++++ EXTRACTED INFORMATION

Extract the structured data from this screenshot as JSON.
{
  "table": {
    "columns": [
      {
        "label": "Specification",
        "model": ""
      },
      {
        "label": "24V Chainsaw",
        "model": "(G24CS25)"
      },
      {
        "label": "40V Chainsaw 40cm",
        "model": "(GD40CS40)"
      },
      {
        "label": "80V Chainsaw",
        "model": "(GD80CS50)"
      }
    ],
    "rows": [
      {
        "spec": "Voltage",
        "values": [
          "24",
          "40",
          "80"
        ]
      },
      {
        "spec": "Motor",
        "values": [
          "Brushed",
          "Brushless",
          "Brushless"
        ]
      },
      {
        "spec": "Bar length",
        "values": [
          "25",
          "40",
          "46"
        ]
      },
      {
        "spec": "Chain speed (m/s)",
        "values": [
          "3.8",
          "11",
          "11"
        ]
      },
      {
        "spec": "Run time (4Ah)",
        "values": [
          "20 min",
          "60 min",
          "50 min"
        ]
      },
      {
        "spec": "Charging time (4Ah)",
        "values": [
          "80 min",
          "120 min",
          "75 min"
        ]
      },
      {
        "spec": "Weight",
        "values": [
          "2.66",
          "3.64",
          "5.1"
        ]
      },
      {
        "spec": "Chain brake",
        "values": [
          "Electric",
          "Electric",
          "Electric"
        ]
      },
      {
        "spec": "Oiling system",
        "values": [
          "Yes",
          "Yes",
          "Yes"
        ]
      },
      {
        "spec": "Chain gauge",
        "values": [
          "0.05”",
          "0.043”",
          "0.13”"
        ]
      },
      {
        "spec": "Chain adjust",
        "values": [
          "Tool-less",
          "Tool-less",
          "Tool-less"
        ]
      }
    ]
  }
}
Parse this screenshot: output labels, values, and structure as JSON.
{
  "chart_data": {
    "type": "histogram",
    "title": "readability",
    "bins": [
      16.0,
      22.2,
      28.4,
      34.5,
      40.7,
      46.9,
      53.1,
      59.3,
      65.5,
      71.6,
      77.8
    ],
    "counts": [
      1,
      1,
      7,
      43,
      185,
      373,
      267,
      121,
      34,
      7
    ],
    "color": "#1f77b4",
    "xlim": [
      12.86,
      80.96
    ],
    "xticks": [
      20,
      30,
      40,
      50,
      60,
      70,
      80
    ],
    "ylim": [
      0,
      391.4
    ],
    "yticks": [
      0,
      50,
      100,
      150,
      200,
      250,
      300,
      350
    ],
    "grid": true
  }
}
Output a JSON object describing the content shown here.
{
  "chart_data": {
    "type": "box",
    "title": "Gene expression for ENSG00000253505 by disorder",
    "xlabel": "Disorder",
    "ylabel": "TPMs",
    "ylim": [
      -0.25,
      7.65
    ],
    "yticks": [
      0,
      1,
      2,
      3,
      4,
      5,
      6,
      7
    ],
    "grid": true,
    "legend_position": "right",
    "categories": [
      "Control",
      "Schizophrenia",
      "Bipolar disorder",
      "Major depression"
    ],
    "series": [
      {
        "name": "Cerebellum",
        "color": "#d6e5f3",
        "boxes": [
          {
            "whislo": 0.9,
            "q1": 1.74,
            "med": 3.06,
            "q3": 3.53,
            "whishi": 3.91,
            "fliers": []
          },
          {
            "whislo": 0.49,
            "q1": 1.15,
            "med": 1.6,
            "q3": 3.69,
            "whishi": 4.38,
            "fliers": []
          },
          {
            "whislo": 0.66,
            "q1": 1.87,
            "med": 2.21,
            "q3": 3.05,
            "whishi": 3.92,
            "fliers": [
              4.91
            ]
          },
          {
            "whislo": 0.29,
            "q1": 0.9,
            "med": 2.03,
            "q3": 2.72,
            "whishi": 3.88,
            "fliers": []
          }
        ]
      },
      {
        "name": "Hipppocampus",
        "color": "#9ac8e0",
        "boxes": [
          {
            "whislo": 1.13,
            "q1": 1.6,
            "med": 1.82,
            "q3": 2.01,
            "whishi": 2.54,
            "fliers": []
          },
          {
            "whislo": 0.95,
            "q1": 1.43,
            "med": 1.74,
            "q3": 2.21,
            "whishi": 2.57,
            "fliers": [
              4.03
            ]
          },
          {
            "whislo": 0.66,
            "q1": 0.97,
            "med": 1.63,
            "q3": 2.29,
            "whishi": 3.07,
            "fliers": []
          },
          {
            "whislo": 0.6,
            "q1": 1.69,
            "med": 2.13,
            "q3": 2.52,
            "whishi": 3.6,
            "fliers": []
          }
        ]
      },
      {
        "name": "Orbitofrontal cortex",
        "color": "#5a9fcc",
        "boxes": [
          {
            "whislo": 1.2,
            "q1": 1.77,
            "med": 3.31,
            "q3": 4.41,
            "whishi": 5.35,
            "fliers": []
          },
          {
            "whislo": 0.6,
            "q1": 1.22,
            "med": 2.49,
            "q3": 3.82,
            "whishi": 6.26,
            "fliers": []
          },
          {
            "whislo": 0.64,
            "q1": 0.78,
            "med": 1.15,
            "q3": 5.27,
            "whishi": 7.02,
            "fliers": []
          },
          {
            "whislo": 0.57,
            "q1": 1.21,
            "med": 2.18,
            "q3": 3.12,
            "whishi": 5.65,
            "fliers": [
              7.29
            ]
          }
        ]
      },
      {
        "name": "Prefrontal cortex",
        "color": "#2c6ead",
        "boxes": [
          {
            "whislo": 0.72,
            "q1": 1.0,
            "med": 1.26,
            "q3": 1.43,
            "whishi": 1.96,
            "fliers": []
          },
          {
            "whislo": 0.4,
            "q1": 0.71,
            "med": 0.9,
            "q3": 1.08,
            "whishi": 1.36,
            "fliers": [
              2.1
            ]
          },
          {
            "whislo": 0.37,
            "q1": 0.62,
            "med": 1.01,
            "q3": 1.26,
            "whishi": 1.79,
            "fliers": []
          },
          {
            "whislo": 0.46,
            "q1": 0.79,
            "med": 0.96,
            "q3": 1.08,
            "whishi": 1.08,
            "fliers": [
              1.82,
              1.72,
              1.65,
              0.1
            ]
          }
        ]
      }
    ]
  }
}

++++++++

Type the material above out again, exactly.

◆ TASK SOLUTION ◆
Extract the structured data from this screenshot as JSON.
{
  "table": {
    "columns": [
      {
        "label": "Specification",
        "model": ""
      },
      {
        "label": "24V Chainsaw",
        "model": "(G24CS25)"
      },
      {
        "label": "40V Chainsaw 40cm",
        "model": "(GD40CS40)"
      },
      {
        "label": "80V Chainsaw",
        "model": "(GD80CS50)"
      }
    ],
    "rows": [
      {
        "spec": "Voltage",
        "values": [
          "24",
          "40",
          "80"
        ]
      },
      {
        "spec": "Motor",
        "values": [
          "Brushed",
          "Brushless",
          "Brushless"
        ]
      },
      {
        "spec": "Bar length",
        "values": [
          "25",
          "40",
          "46"
        ]
      },
      {
        "spec": "Chain speed (m/s)",
        "values": [
          "3.8",
          "11",
          "11"
        ]
      },
      {
        "spec": "Run time (4Ah)",
        "values": [
          "20 min",
          "60 min",
          "50 min"
        ]
      },
      {
        "spec": "Charging time (4Ah)",
        "values": [
          "80 min",
          "120 min",
          "75 min"
        ]
      },
      {
        "spec": "Weight",
        "values": [
          "2.66",
          "3.64",
          "5.1"
        ]
      },
      {
        "spec": "Chain brake",
        "values": [
          "Electric",
          "Electric",
          "Electric"
        ]
      },
      {
        "spec": "Oiling system",
        "values": [
          "Yes",
          "Yes",
          "Yes"
        ]
      },
      {
        "spec": "Chain gauge",
        "values": [
          "0.05”",
          "0.043”",
          "0.13”"
        ]
      },
      {
        "spec": "Chain adjust",
        "values": [
          "Tool-less",
          "Tool-less",
          "Tool-less"
        ]
      }
    ]
  }
}
Parse this screenshot: output labels, values, and structure as JSON.
{
  "chart_data": {
    "type": "histogram",
    "title": "readability",
    "bins": [
      16.0,
      22.2,
      28.4,
      34.5,
      40.7,
      46.9,
      53.1,
      59.3,
      65.5,
      71.6,
      77.8
    ],
    "counts": [
      1,
      1,
      7,
      43,
      185,
      373,
      267,
      121,
      34,
      7
    ],
    "color": "#1f77b4",
    "xlim": [
      12.86,
      80.96
    ],
    "xticks": [
      20,
      30,
      40,
      50,
      60,
      70,
      80
    ],
    "ylim": [
      0,
      391.4
    ],
    "yticks": [
      0,
      50,
      100,
      150,
      200,
      250,
      300,
      350
    ],
    "grid": true
  }
}
Output a JSON object describing the content shown here.
{
  "chart_data": {
    "type": "box",
    "title": "Gene expression for ENSG00000253505 by disorder",
    "xlabel": "Disorder",
    "ylabel": "TPMs",
    "ylim": [
      -0.25,
      7.65
    ],
    "yticks": [
      0,
      1,
      2,
      3,
      4,
      5,
      6,
      7
    ],
    "grid": true,
    "legend_position": "right",
    "categories": [
      "Control",
      "Schizophrenia",
      "Bipolar disorder",
      "Major depression"
    ],
    "series": [
      {
        "name": "Cerebellum",
        "color": "#d6e5f3",
        "boxes": [
          {
            "whislo": 0.9,
            "q1": 1.74,
            "med": 3.06,
            "q3": 3.53,
            "whishi": 3.91,
            "fliers": []
          },
          {
            "whislo": 0.49,
            "q1": 1.15,
            "med": 1.6,
            "q3": 3.69,
            "whishi": 4.38,
            "fliers": []
          },
          {
            "whislo": 0.66,
            "q1": 1.87,
            "med": 2.21,
            "q3": 3.05,
            "whishi": 3.92,
            "fliers": [
              4.91
            ]
          },
          {
            "whislo": 0.29,
            "q1": 0.9,
            "med": 2.03,
            "q3": 2.72,
            "whishi": 3.88,
            "fliers": []
          }
        ]
      },
      {
        "name": "Hipppocampus",
        "color": "#9ac8e0",
        "boxes": [
          {
            "whislo": 1.13,
            "q1": 1.6,
            "med": 1.82,
            "q3": 2.01,
            "whishi": 2.54,
            "fliers": []
          },
          {
            "whislo": 0.95,
            "q1": 1.43,
            "med": 1.74,
            "q3": 2.21,
            "whishi": 2.57,
            "fliers": [
              4.03
            ]
          },
          {
            "whislo": 0.66,
            "q1": 0.97,
            "med": 1.63,
            "q3": 2.29,
            "whishi": 3.07,
            "fliers": []
          },
          {
            "whislo": 0.6,
            "q1": 1.69,
            "med": 2.13,
            "q3": 2.52,
            "whishi": 3.6,
            "fliers": []
          }
        ]
      },
      {
        "name": "Orbitofrontal cortex",
        "color": "#5a9fcc",
        "boxes": [
          {
            "whislo": 1.2,
            "q1": 1.77,
            "med": 3.31,
            "q3": 4.41,
            "whishi": 5.35,
            "fliers": []
          },
          {
            "whislo": 0.6,
            "q1": 1.22,
            "med": 2.49,
            "q3": 3.82,
            "whishi": 6.26,
            "fliers": []
          },
          {
            "whislo": 0.64,
            "q1": 0.78,
            "med": 1.15,
            "q3": 5.27,
            "whishi": 7.02,
            "fliers": []
          },
          {
            "whislo": 0.57,
            "q1": 1.21,
            "med": 2.18,
            "q3": 3.12,
            "whishi": 5.65,
            "fliers": [
              7.29
            ]
          }
        ]
      },
      {
        "name": "Prefrontal cortex",
        "color": "#2c6ead",
        "boxes": [
          {
            "whislo": 0.72,
            "q1": 1.0,
            "med": 1.26,
            "q3": 1.43,
            "whishi": 1.96,
            "fliers": []
          },
          {
            "whislo": 0.4,
            "q1": 0.71,
            "med": 0.9,
            "q3": 1.08,
            "whishi": 1.36,
            "fliers": [
              2.1
            ]
          },
          {
            "whislo": 0.37,
            "q1": 0.62,
            "med": 1.01,
            "q3": 1.26,
            "whishi": 1.79,
            "fliers": []
          },
          {
            "whislo": 0.46,
            "q1": 0.79,
            "med": 0.96,
            "q3": 1.08,
            "whishi": 1.08,
            "fliers": [
              1.82,
              1.72,
              1.65,
              0.1
            ]
          }
        ]
      }
    ]
  }
}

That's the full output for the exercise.